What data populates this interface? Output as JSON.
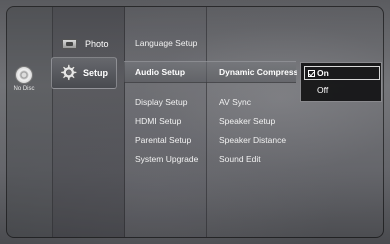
{
  "disc": {
    "label": "No Disc",
    "icon": "disc-icon"
  },
  "main_menu": [
    {
      "label": "Photo",
      "icon": "photo-icon"
    },
    {
      "label": "Setup",
      "icon": "gear-icon",
      "selected": true
    }
  ],
  "submenu": [
    {
      "label": "Language Setup"
    },
    {
      "label": "Audio Setup",
      "selected": true
    },
    {
      "label": "Display Setup"
    },
    {
      "label": "HDMI Setup"
    },
    {
      "label": "Parental Setup"
    },
    {
      "label": "System Upgrade"
    }
  ],
  "options": [
    {
      "label": "Dynamic Compression",
      "selected": true
    },
    {
      "label": "AV Sync"
    },
    {
      "label": "Speaker Setup"
    },
    {
      "label": "Speaker Distance"
    },
    {
      "label": "Sound Edit"
    }
  ],
  "popup": {
    "items": [
      {
        "label": "On",
        "checked": true
      },
      {
        "label": "Off"
      }
    ]
  }
}
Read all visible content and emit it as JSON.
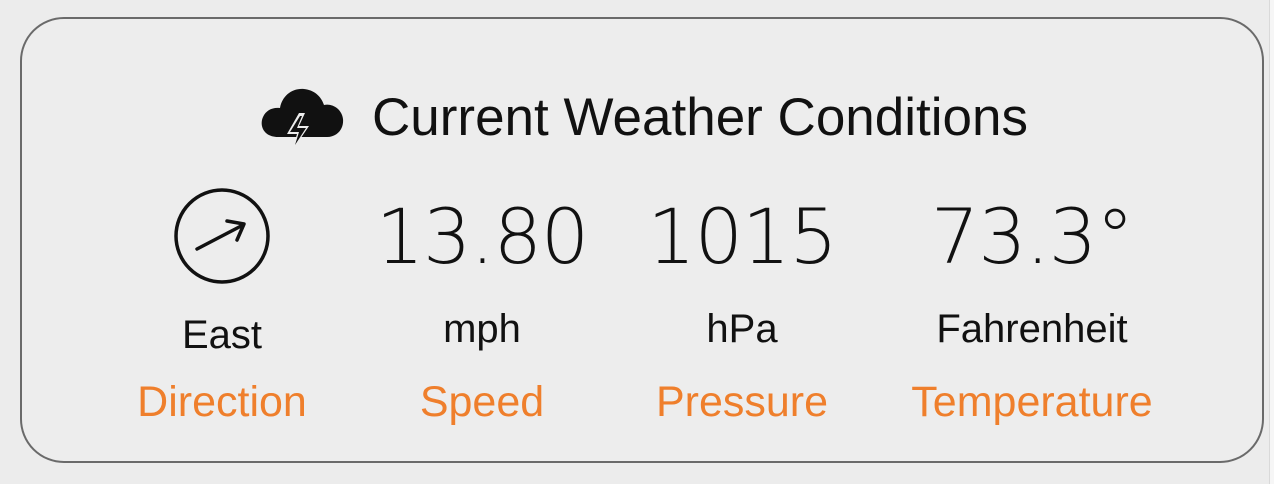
{
  "widget": {
    "title": "Current Weather Conditions",
    "icon": "thunderstorm-cloud-icon"
  },
  "direction": {
    "icon": "wind-direction-arrow-icon",
    "value": "East",
    "label": "Direction",
    "bearing_deg": 70
  },
  "speed": {
    "value": "13.80",
    "unit": "mph",
    "label": "Speed"
  },
  "pressure": {
    "value": "1015",
    "unit": "hPa",
    "label": "Pressure"
  },
  "temperature": {
    "value": "73.3°",
    "unit": "Fahrenheit",
    "label": "Temperature"
  },
  "colors": {
    "accent": "#ef7f2c",
    "text": "#111111",
    "border": "#6a6a6a",
    "card_background": "#ededed"
  }
}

=== WHAT TO PRODUCE ===
Your task is to retype all the entries exactly and leave out any pictures.

=== REPLY ===
What data populates this interface? Output as JSON.
{
  "disc": {
    "label": "No Disc",
    "icon": "disc-icon"
  },
  "main_menu": [
    {
      "label": "Photo",
      "icon": "photo-icon"
    },
    {
      "label": "Setup",
      "icon": "gear-icon",
      "selected": true
    }
  ],
  "submenu": [
    {
      "label": "Language Setup"
    },
    {
      "label": "Audio Setup",
      "selected": true
    },
    {
      "label": "Display Setup"
    },
    {
      "label": "HDMI Setup"
    },
    {
      "label": "Parental Setup"
    },
    {
      "label": "System Upgrade"
    }
  ],
  "options": [
    {
      "label": "Dynamic Compression",
      "selected": true
    },
    {
      "label": "AV Sync"
    },
    {
      "label": "Speaker Setup"
    },
    {
      "label": "Speaker Distance"
    },
    {
      "label": "Sound Edit"
    }
  ],
  "popup": {
    "items": [
      {
        "label": "On",
        "checked": true
      },
      {
        "label": "Off"
      }
    ]
  }
}
Read all visible content and emit it as JSON.
{
  "widget": {
    "title": "Current Weather Conditions",
    "icon": "thunderstorm-cloud-icon"
  },
  "direction": {
    "icon": "wind-direction-arrow-icon",
    "value": "East",
    "label": "Direction",
    "bearing_deg": 70
  },
  "speed": {
    "value": "13.80",
    "unit": "mph",
    "label": "Speed"
  },
  "pressure": {
    "value": "1015",
    "unit": "hPa",
    "label": "Pressure"
  },
  "temperature": {
    "value": "73.3°",
    "unit": "Fahrenheit",
    "label": "Temperature"
  },
  "colors": {
    "accent": "#ef7f2c",
    "text": "#111111",
    "border": "#6a6a6a",
    "card_background": "#ededed"
  }
}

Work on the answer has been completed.